======== Given text ========

Flight data looks like this:

Looking at just the column headers, we get:

Now, there’s way too many rows here to work with it just using Excel. Let’s load the data into Tableau.

What is Tableau

Open Tableau and connect to a text file. Navigate to the GHGRP data.

1.2. Dimensions / measures and interface

Basic Tableau Interface:

A) This pane contains all the headers of your data, split into Dimensions and Measures. What are Dimensions and Measures? Typically, dimensions are your main ID variables and are almost always discrete data. Measures are usually measurements, often continuous data that are dependent on dimensions.

B) This pane contains the Columns and Rows shelf. Tableau is almost all drag-and-drop. You can drag dimensions and / or measures to these shelves to build a graph.

C) This is the pane where a graph will show up. If empty, you can drag a dimension / measure directly to this area.

D) This pane contains the Filters shelf and Mark control. Marks are Tableau’s name for data-points. You can modify the look of data-points by adding dimensions to “color” or “size” or just clicking on these buttons. Filters are an option to crop out or refine the data. Drag a dimension or measure to the Filters shelf in order to filter the data being graphed.

======== Stored rows ========

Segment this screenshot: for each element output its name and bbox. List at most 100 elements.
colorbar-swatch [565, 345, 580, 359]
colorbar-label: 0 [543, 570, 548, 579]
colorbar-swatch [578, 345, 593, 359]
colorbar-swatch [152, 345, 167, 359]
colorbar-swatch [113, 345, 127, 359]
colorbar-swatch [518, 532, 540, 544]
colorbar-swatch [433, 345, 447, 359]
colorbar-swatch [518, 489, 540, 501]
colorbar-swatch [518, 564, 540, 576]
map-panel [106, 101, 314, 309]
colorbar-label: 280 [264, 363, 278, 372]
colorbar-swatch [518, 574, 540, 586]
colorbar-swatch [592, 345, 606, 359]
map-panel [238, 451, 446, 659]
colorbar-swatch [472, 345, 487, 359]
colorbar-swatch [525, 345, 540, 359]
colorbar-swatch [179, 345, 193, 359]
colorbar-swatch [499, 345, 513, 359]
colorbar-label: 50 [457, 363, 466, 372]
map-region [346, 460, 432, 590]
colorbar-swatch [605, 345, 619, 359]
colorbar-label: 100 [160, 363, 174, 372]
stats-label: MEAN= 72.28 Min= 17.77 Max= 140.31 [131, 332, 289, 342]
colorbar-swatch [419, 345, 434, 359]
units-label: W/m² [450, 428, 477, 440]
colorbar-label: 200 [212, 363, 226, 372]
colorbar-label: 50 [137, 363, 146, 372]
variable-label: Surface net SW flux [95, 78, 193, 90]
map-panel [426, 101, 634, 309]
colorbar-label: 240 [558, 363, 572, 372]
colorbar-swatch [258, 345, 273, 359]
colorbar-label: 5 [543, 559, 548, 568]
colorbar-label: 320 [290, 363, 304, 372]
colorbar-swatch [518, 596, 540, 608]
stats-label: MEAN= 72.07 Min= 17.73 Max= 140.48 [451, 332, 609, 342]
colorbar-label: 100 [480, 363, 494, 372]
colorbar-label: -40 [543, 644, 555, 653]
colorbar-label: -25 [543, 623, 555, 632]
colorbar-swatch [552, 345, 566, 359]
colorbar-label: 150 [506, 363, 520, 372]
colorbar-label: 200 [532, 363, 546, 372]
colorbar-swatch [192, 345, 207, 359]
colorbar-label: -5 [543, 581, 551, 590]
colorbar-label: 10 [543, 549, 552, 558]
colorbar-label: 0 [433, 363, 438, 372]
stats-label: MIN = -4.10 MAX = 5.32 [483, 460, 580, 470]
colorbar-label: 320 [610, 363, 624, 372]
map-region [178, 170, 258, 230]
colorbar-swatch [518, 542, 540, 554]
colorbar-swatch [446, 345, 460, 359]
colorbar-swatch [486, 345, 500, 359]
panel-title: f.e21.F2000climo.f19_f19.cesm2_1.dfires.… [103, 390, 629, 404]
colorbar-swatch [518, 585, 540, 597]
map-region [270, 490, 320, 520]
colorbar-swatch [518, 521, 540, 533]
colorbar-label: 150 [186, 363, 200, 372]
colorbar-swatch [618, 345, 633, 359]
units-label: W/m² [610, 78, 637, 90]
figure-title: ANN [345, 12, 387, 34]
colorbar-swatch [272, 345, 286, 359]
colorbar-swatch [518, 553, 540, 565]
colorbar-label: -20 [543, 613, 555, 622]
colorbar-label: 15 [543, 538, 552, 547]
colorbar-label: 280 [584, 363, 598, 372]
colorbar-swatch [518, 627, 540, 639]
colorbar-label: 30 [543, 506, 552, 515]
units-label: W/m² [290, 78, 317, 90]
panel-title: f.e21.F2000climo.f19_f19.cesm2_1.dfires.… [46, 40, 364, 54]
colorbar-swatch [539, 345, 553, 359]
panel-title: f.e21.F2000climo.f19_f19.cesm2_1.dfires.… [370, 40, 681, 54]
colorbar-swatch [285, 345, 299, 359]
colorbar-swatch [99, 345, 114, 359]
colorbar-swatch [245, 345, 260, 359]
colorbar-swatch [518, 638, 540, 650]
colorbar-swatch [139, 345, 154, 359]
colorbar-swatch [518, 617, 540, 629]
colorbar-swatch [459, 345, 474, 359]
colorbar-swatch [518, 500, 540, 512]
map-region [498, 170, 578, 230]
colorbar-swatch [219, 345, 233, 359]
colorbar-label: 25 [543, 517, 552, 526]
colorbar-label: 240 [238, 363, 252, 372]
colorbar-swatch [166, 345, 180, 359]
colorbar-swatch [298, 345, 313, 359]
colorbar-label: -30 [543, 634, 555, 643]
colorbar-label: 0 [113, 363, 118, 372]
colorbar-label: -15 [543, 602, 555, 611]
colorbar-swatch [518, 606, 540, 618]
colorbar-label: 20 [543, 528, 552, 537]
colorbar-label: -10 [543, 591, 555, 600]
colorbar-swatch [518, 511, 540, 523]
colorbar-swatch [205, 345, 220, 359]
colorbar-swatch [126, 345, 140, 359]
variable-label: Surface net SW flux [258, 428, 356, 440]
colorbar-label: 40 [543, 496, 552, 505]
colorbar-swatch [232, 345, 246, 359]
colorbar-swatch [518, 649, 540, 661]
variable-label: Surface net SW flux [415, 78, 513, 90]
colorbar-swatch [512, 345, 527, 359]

========

#### Exercise 1:
How would you translate this sentence from the Tableau tutorial into Spanish: "Marks are Tableau’s name for data-points."?
#### Exercise 2:
In the Tableau tutorial, to which shelf do you drag a dimension or measure to filter the data being graphed?
#### Exercise 3:
Print the Tableau tutorial from "What is Tableau" up to and including "dependent on dimensions.".

#### Worked answer 1:
Las marcas son el nombre que Tableau da a los puntos de datos.

#### Worked answer 2:
The Filters shelf.

#### Worked answer 3:
What is Tableau

Open Tableau and connect to a text file. Navigate to the GHGRP data.

1.2. Dimensions / measures and interface

Basic Tableau Interface:

A) This pane contains all the headers of your data, split into Dimensions and Measures. What are Dimensions and Measures? Typically, dimensions are your main ID variables and are almost always discrete data. Measures are usually measurements, often continuous data that are dependent on dimensions.